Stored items
________________________

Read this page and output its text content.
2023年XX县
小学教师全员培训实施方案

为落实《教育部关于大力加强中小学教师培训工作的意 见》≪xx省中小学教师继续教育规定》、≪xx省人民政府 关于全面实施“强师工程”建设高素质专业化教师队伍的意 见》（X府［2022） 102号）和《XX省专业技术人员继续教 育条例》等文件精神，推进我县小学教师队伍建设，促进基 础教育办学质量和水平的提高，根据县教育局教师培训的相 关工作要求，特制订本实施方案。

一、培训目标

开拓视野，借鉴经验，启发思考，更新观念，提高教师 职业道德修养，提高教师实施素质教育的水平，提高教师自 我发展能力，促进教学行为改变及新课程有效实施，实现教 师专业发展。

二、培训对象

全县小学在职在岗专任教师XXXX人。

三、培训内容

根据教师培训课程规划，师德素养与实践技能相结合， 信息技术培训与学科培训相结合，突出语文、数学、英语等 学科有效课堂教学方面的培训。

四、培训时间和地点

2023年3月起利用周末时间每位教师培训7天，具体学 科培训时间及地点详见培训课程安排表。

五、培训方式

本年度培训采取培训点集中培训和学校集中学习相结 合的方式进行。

________________________

## WORK TO DO
All of the entries should be written out again exactly.

## EXPECTED OUTPUT
Read this page and output its text content.
2023年XX县
小学教师全员培训实施方案

为落实《教育部关于大力加强中小学教师培训工作的意 见》≪xx省中小学教师继续教育规定》、≪xx省人民政府 关于全面实施“强师工程”建设高素质专业化教师队伍的意 见》（X府［2022） 102号）和《XX省专业技术人员继续教 育条例》等文件精神，推进我县小学教师队伍建设，促进基 础教育办学质量和水平的提高，根据县教育局教师培训的相 关工作要求，特制订本实施方案。

一、培训目标

开拓视野，借鉴经验，启发思考，更新观念，提高教师 职业道德修养，提高教师实施素质教育的水平，提高教师自 我发展能力，促进教学行为改变及新课程有效实施，实现教 师专业发展。

二、培训对象

全县小学在职在岗专任教师XXXX人。

三、培训内容

根据教师培训课程规划，师德素养与实践技能相结合， 信息技术培训与学科培训相结合，突出语文、数学、英语等 学科有效课堂教学方面的培训。

四、培训时间和地点

2023年3月起利用周末时间每位教师培训7天，具体学 科培训时间及地点详见培训课程安排表。

五、培训方式

本年度培训采取培训点集中培训和学校集中学习相结 合的方式进行。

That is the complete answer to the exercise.